— start of Entries supplied —

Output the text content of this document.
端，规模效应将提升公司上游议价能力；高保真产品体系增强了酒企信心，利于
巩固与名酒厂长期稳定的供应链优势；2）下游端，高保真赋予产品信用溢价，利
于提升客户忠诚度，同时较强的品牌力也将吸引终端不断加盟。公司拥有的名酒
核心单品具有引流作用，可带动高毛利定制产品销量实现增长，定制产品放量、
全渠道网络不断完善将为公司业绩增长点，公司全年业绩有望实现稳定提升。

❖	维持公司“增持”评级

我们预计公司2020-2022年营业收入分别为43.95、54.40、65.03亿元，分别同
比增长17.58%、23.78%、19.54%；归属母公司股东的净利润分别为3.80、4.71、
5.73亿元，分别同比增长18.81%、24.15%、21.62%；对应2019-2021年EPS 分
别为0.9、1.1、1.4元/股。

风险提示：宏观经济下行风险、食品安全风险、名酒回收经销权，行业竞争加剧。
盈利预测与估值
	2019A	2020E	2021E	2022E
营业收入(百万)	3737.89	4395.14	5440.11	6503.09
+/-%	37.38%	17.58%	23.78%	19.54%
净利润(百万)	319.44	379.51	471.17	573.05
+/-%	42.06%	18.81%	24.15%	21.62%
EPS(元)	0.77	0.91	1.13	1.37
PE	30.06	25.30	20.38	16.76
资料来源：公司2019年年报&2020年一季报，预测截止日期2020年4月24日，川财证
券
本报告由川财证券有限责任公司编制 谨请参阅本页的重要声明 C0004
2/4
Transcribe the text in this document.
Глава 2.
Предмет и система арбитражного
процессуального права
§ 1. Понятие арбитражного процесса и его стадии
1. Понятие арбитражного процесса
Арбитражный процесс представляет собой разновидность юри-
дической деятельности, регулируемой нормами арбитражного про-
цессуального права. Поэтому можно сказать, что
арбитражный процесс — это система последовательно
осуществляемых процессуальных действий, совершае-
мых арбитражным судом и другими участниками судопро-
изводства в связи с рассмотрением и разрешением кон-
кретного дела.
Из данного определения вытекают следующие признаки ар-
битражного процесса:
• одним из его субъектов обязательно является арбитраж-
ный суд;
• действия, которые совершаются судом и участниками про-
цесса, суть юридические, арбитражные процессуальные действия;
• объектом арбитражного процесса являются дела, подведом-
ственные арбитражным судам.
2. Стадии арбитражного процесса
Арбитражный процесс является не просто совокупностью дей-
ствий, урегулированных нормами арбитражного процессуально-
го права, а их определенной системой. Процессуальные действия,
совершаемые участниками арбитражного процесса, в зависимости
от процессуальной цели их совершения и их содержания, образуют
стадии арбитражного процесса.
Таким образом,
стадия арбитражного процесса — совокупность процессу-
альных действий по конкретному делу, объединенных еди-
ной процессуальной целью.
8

— end of Entries supplied —

Each line that has the word "арбитражного" counts once. How many such lines are in the data? Give the number alone.

10